## YOUR GOAL
From the entries below, count every line that contains the word "Mouse". Please give the number and nothing else.

Stored records
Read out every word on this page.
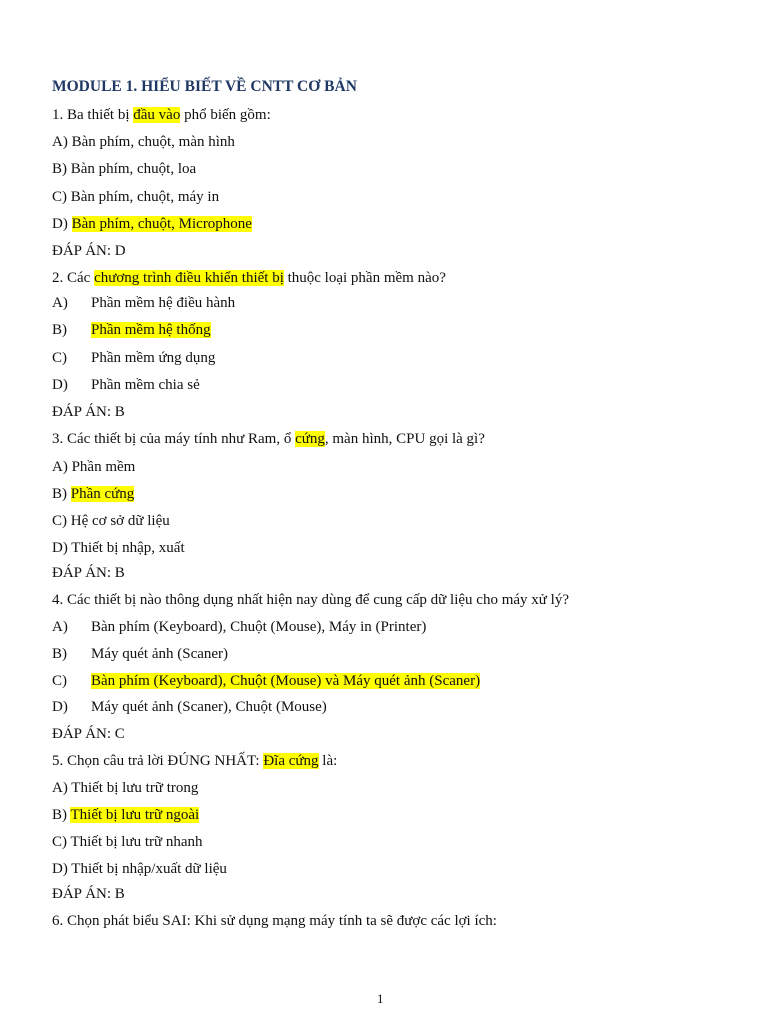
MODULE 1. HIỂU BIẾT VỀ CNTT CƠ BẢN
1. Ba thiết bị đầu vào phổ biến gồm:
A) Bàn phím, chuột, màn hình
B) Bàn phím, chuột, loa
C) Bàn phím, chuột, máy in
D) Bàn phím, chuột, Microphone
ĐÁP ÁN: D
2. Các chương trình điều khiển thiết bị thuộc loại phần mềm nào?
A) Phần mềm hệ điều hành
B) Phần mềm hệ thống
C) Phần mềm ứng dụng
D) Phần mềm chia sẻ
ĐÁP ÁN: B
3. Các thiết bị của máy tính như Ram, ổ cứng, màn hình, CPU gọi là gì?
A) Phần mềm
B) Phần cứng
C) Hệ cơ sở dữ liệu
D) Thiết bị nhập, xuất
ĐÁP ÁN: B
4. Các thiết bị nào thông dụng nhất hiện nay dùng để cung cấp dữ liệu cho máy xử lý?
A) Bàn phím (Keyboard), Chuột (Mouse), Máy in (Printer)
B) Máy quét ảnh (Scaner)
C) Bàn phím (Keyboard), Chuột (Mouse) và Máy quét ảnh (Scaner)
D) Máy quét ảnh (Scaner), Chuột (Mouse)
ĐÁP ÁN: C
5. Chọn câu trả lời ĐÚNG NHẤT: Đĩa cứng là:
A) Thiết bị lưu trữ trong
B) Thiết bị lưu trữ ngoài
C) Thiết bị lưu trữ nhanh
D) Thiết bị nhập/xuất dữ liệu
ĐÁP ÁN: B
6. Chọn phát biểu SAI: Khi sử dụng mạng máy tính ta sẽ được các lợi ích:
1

## OUTPUT FOR THIS EXERCISE
3